• **The task**
Skip any picture you find and retype all the remaining lines exactly.
* Begin Supplied material *
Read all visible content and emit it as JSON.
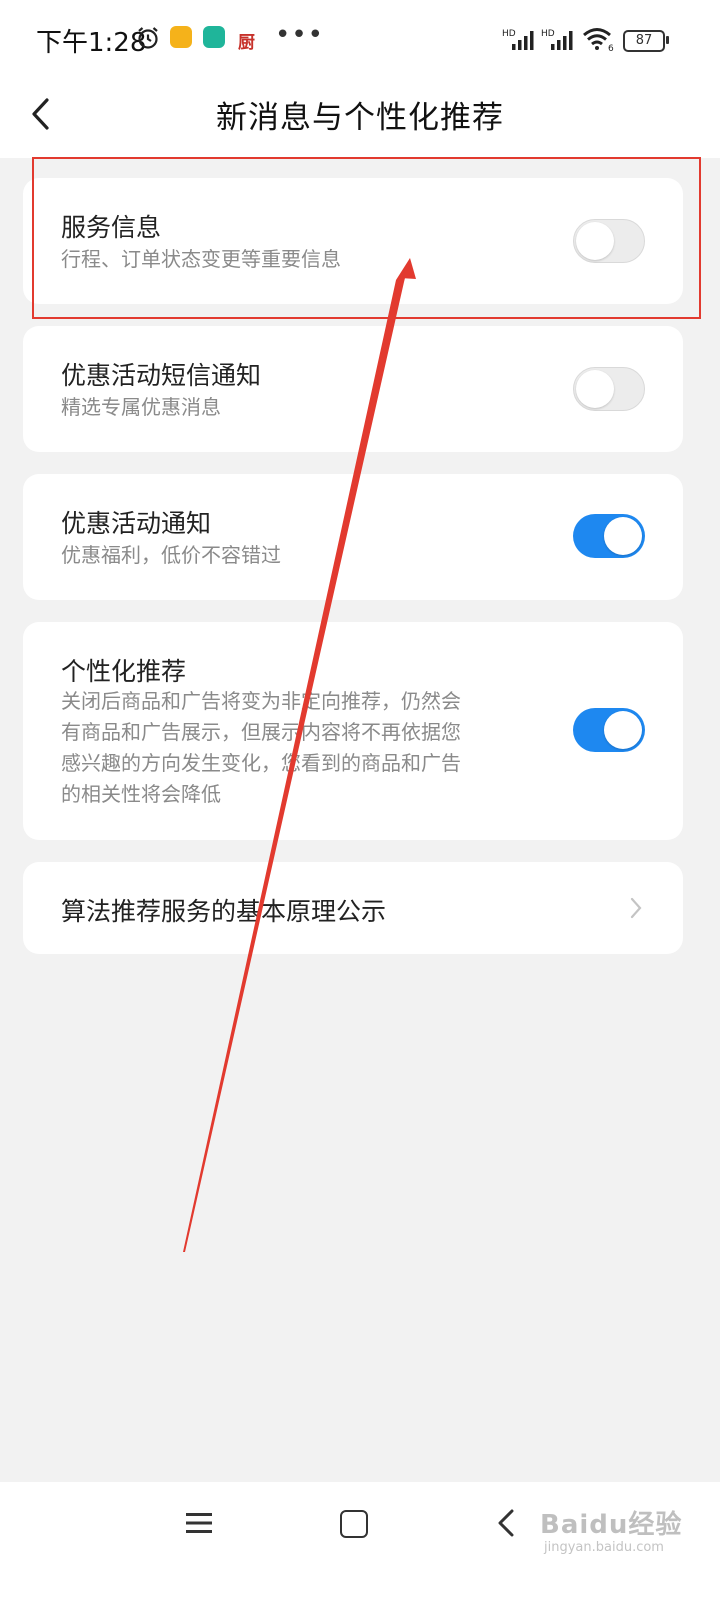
{
  "status_bar": {
    "time": "下午1:28",
    "app_badge": "厨",
    "more": "•••",
    "signal1_label": "HD",
    "signal2_label": "HD",
    "wifi_label": "6",
    "battery": "87"
  },
  "header": {
    "title": "新消息与个性化推荐"
  },
  "settings": [
    {
      "title": "服务信息",
      "subtitle": "行程、订单状态变更等重要信息",
      "enabled": false
    },
    {
      "title": "优惠活动短信通知",
      "subtitle": "精选专属优惠消息",
      "enabled": false
    },
    {
      "title": "优惠活动通知",
      "subtitle": "优惠福利，低价不容错过",
      "enabled": true
    },
    {
      "title": "个性化推荐",
      "subtitle_lines": [
        "关闭后商品和广告将变为非定向推荐，仍然会",
        "有商品和广告展示，但展示内容将不再依据您",
        "感兴趣的方向发生变化，您看到的商品和广告",
        "的相关性将会降低"
      ],
      "enabled": true
    }
  ],
  "link_row": {
    "label": "算法推荐服务的基本原理公示"
  },
  "watermark": {
    "brand": "Baidu经验",
    "url": "jingyan.baidu.com"
  },
  "colors": {
    "accent": "#1e88f0",
    "annotation": "#e23a2f"
  }
}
* End Supplied material *
• **Final answer**
Read all visible content and emit it as JSON.
{
  "status_bar": {
    "time": "下午1:28",
    "app_badge": "厨",
    "more": "•••",
    "signal1_label": "HD",
    "signal2_label": "HD",
    "wifi_label": "6",
    "battery": "87"
  },
  "header": {
    "title": "新消息与个性化推荐"
  },
  "settings": [
    {
      "title": "服务信息",
      "subtitle": "行程、订单状态变更等重要信息",
      "enabled": false
    },
    {
      "title": "优惠活动短信通知",
      "subtitle": "精选专属优惠消息",
      "enabled": false
    },
    {
      "title": "优惠活动通知",
      "subtitle": "优惠福利，低价不容错过",
      "enabled": true
    },
    {
      "title": "个性化推荐",
      "subtitle_lines": [
        "关闭后商品和广告将变为非定向推荐，仍然会",
        "有商品和广告展示，但展示内容将不再依据您",
        "感兴趣的方向发生变化，您看到的商品和广告",
        "的相关性将会降低"
      ],
      "enabled": true
    }
  ],
  "link_row": {
    "label": "算法推荐服务的基本原理公示"
  },
  "watermark": {
    "brand": "Baidu经验",
    "url": "jingyan.baidu.com"
  },
  "colors": {
    "accent": "#1e88f0",
    "annotation": "#e23a2f"
  }
}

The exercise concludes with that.